[The data]
[Start]

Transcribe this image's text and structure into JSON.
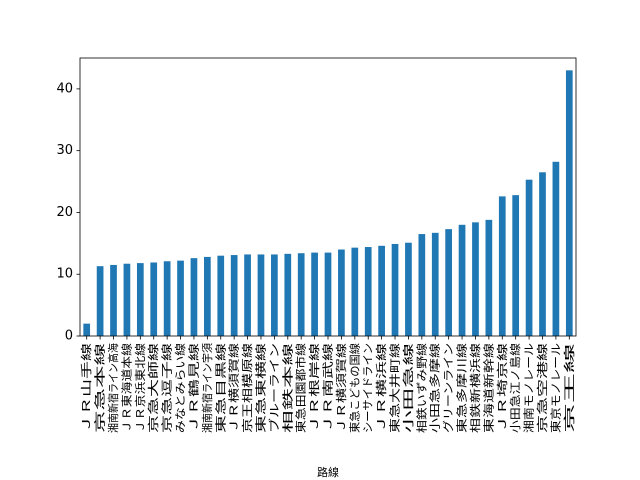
{
  "chart_data": {
    "type": "bar",
    "title": "",
    "xlabel": "路線",
    "ylabel": "",
    "ylim": [
      0,
      45
    ],
    "yticks": [
      0,
      10,
      20,
      30,
      40
    ],
    "grid": false,
    "color": "#1f77b4",
    "categories": [
      "ＪＲ山手線",
      "京急本線",
      "湘南新宿ライン高海",
      "ＪＲ東海道本線",
      "ＪＲ京浜東北線",
      "京急大師線",
      "京急逗子線",
      "みなとみらい線",
      "ＪＲ鶴見線",
      "湘南新宿ライン宇須",
      "東急目黒線",
      "ＪＲ横須賀線",
      "京王相模原線",
      "東急東横線",
      "ブルーライン",
      "相鉄本線",
      "東急田園都市線",
      "ＪＲ根岸線",
      "ＪＲ南武線",
      "ＪＲ横須賀線",
      "東急こどもの国線",
      "シーサイドライン",
      "ＪＲ横浜線",
      "東急大井町線",
      "小田急線",
      "相鉄いずみ野線",
      "小田急多摩線",
      "グリーンライン",
      "東急多摩川線",
      "相鉄新横浜線",
      "東海道新幹線",
      "ＪＲ埼京線",
      "小田急江ノ島線",
      "湘南モノレール",
      "京急空港線",
      "東京モノレール",
      "京王線"
    ],
    "values": [
      2.0,
      11.3,
      11.5,
      11.7,
      11.8,
      11.9,
      12.1,
      12.2,
      12.6,
      12.8,
      13.0,
      13.1,
      13.2,
      13.2,
      13.2,
      13.3,
      13.4,
      13.5,
      13.5,
      14.0,
      14.3,
      14.4,
      14.6,
      14.9,
      15.1,
      16.5,
      16.7,
      17.3,
      18.0,
      18.4,
      18.8,
      22.6,
      22.8,
      25.3,
      26.5,
      28.2,
      43.0
    ]
  }
}
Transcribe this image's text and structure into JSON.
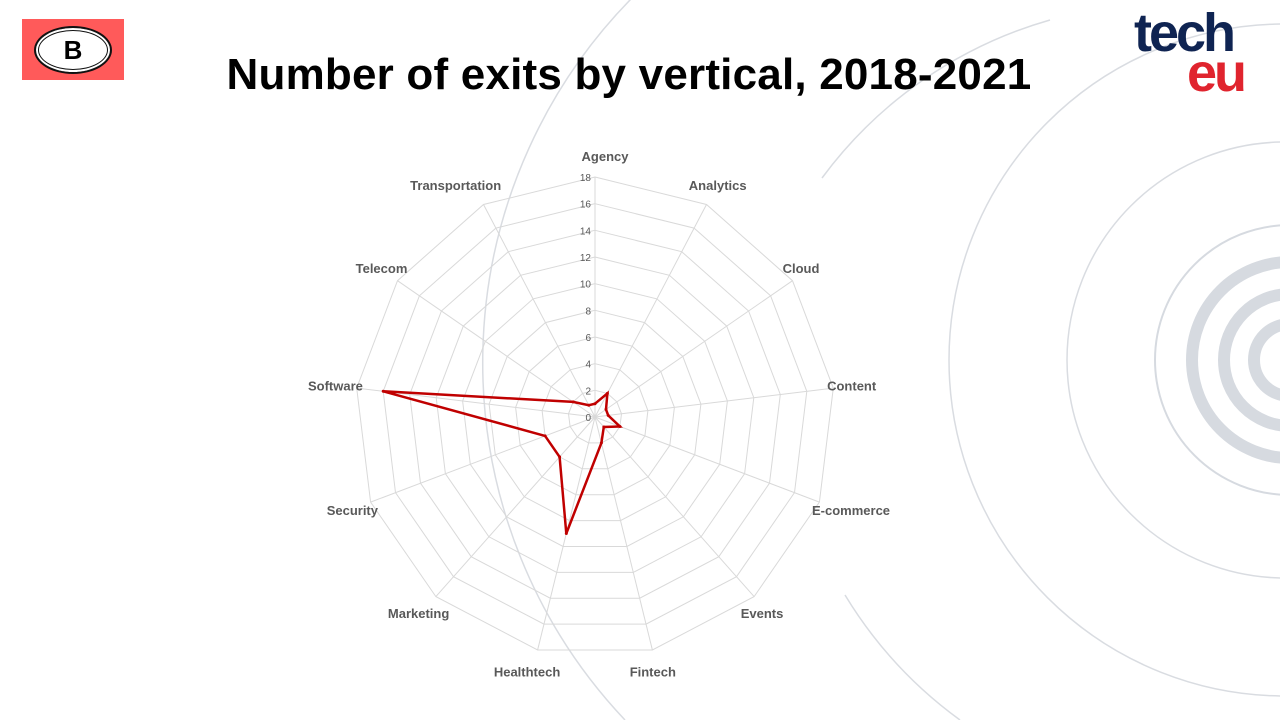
{
  "badge": {
    "letter": "B"
  },
  "logo": {
    "line1": "tech",
    "line2": "eu"
  },
  "chart_data": {
    "type": "radar",
    "title": "Number of exits by vertical, 2018-2021",
    "categories": [
      "Agency",
      "Analytics",
      "Cloud",
      "Content",
      "E-commerce",
      "Events",
      "Fintech",
      "Healthtech",
      "Marketing",
      "Security",
      "Software",
      "Telecom",
      "Transportation"
    ],
    "series": [
      {
        "values": [
          1,
          2,
          1,
          1,
          2,
          1,
          2,
          9,
          4,
          4,
          16,
          2,
          1
        ],
        "color": "#c00000"
      }
    ],
    "ticks": [
      0,
      2,
      4,
      6,
      8,
      10,
      12,
      14,
      16,
      18
    ],
    "rmax": 18,
    "grid": true,
    "legend": "none"
  },
  "colors": {
    "background": "#ffffff",
    "grid": "#d9d9d9",
    "deco": "#d6dae0"
  }
}
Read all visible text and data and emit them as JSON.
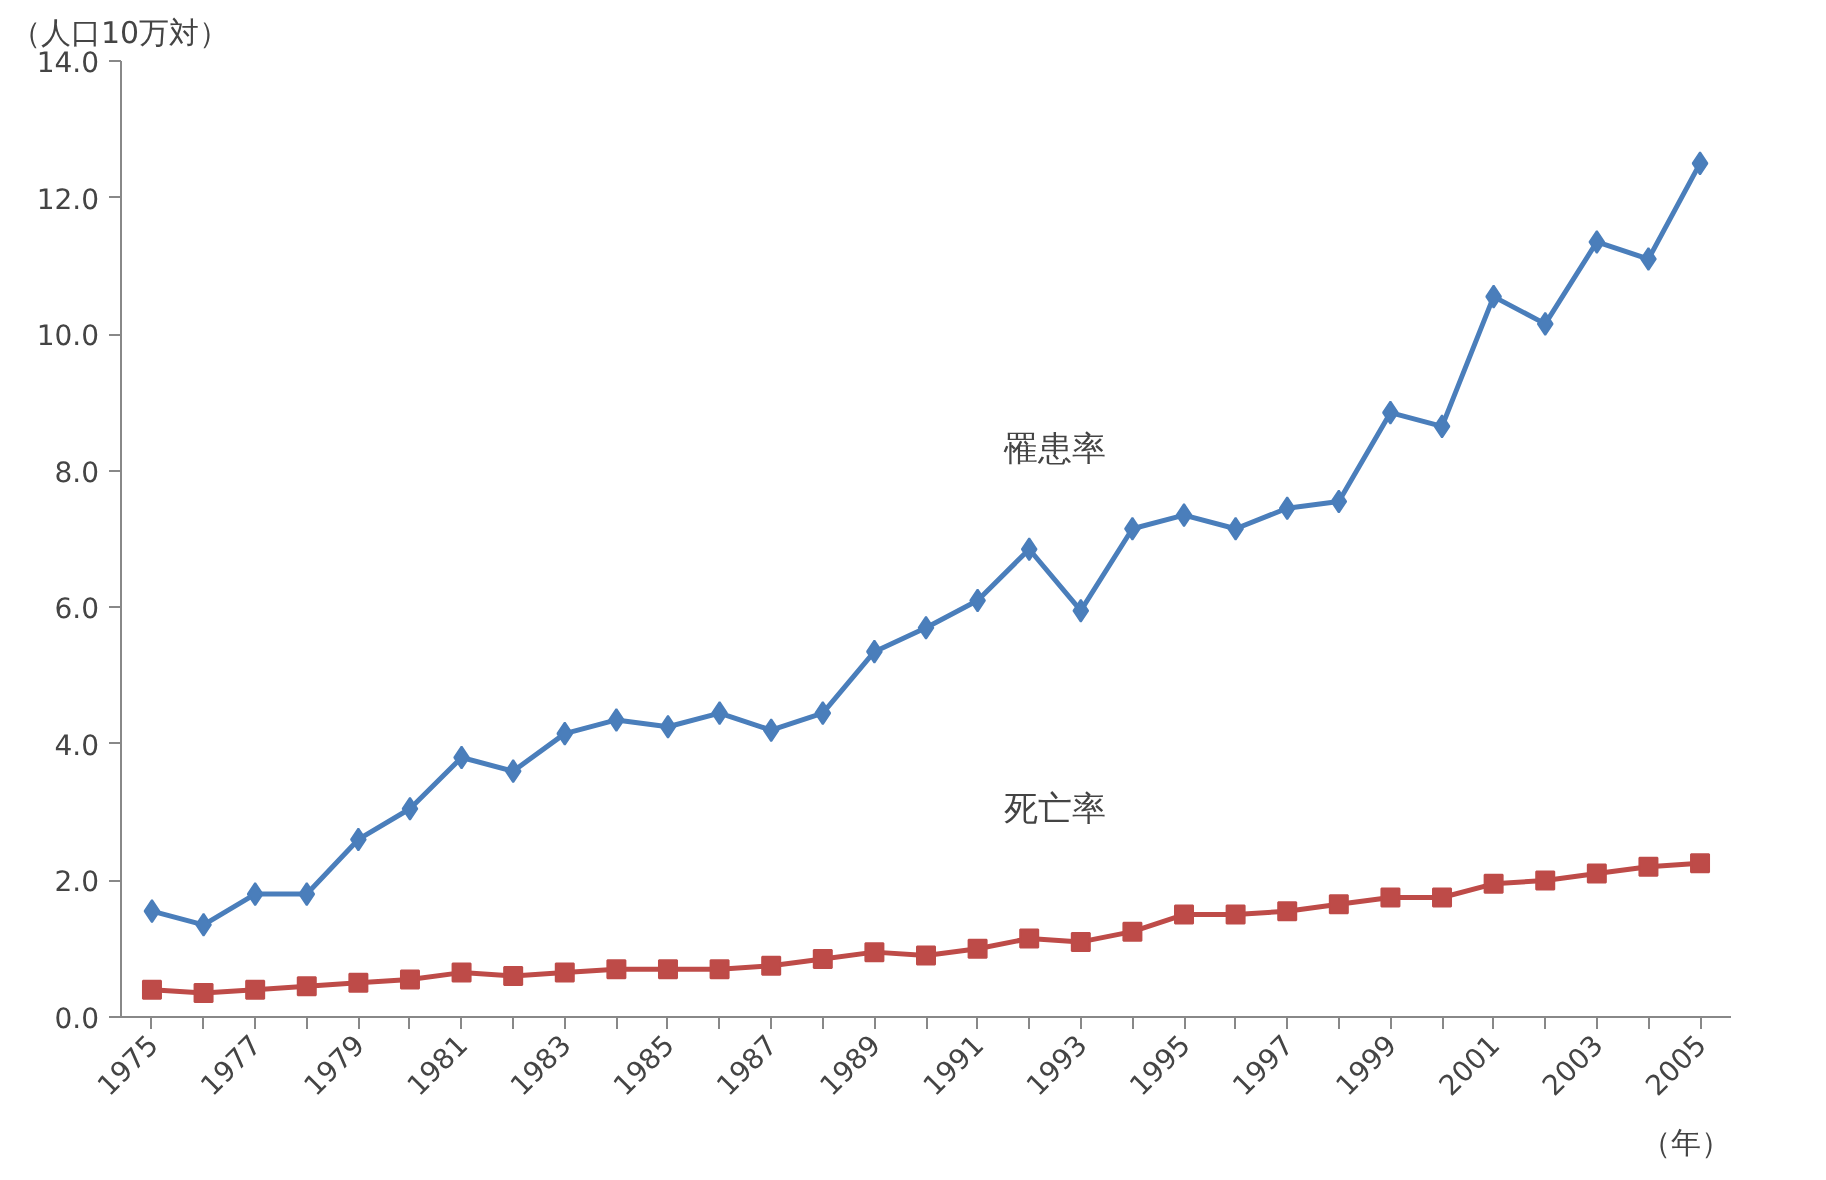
{
  "chart_data": {
    "type": "line",
    "ylabel": "（人口10万対）",
    "xlabel": "（年）",
    "categories": [
      "1975",
      null,
      "1977",
      null,
      "1979",
      null,
      "1981",
      null,
      "1983",
      null,
      "1985",
      null,
      "1987",
      null,
      "1989",
      null,
      "1991",
      null,
      "1993",
      null,
      "1995",
      null,
      "1997",
      null,
      "1999",
      null,
      "2001",
      null,
      "2003",
      null,
      "2005"
    ],
    "series": [
      {
        "name": "罹患率",
        "color": "#4a7ebb",
        "marker": "diamond",
        "values": [
          1.55,
          1.35,
          1.8,
          1.8,
          2.6,
          3.05,
          3.8,
          3.6,
          4.15,
          4.35,
          4.25,
          4.45,
          4.2,
          4.45,
          5.35,
          5.7,
          6.1,
          6.85,
          5.95,
          7.15,
          7.35,
          7.15,
          7.45,
          7.55,
          8.85,
          8.65,
          10.55,
          10.15,
          11.35,
          11.1,
          12.5
        ]
      },
      {
        "name": "死亡率",
        "color": "#be4b48",
        "marker": "square",
        "values": [
          0.4,
          0.35,
          0.4,
          0.45,
          0.5,
          0.55,
          0.65,
          0.6,
          0.65,
          0.7,
          0.7,
          0.7,
          0.75,
          0.85,
          0.95,
          0.9,
          1.0,
          1.15,
          1.1,
          1.25,
          1.5,
          1.5,
          1.55,
          1.65,
          1.75,
          1.75,
          1.95,
          2.0,
          2.1,
          2.2,
          2.25
        ]
      }
    ],
    "ylim": [
      0,
      14
    ],
    "yticks": [
      {
        "value": 0,
        "label": "0.0"
      },
      {
        "value": 2,
        "label": "2.0"
      },
      {
        "value": 4,
        "label": "4.0"
      },
      {
        "value": 6,
        "label": "6.0"
      },
      {
        "value": 8,
        "label": "8.0"
      },
      {
        "value": 10,
        "label": "10.0"
      },
      {
        "value": 12,
        "label": "12.0"
      },
      {
        "value": 14,
        "label": "14.0"
      }
    ],
    "grid": false
  }
}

[End]

[The request] Look through the data above. Find each line with the string "grid" and copy it.

[Response below]
    "grid": false,
    "grid": true,
    "grid": "#d9d9d9",
    "grid": false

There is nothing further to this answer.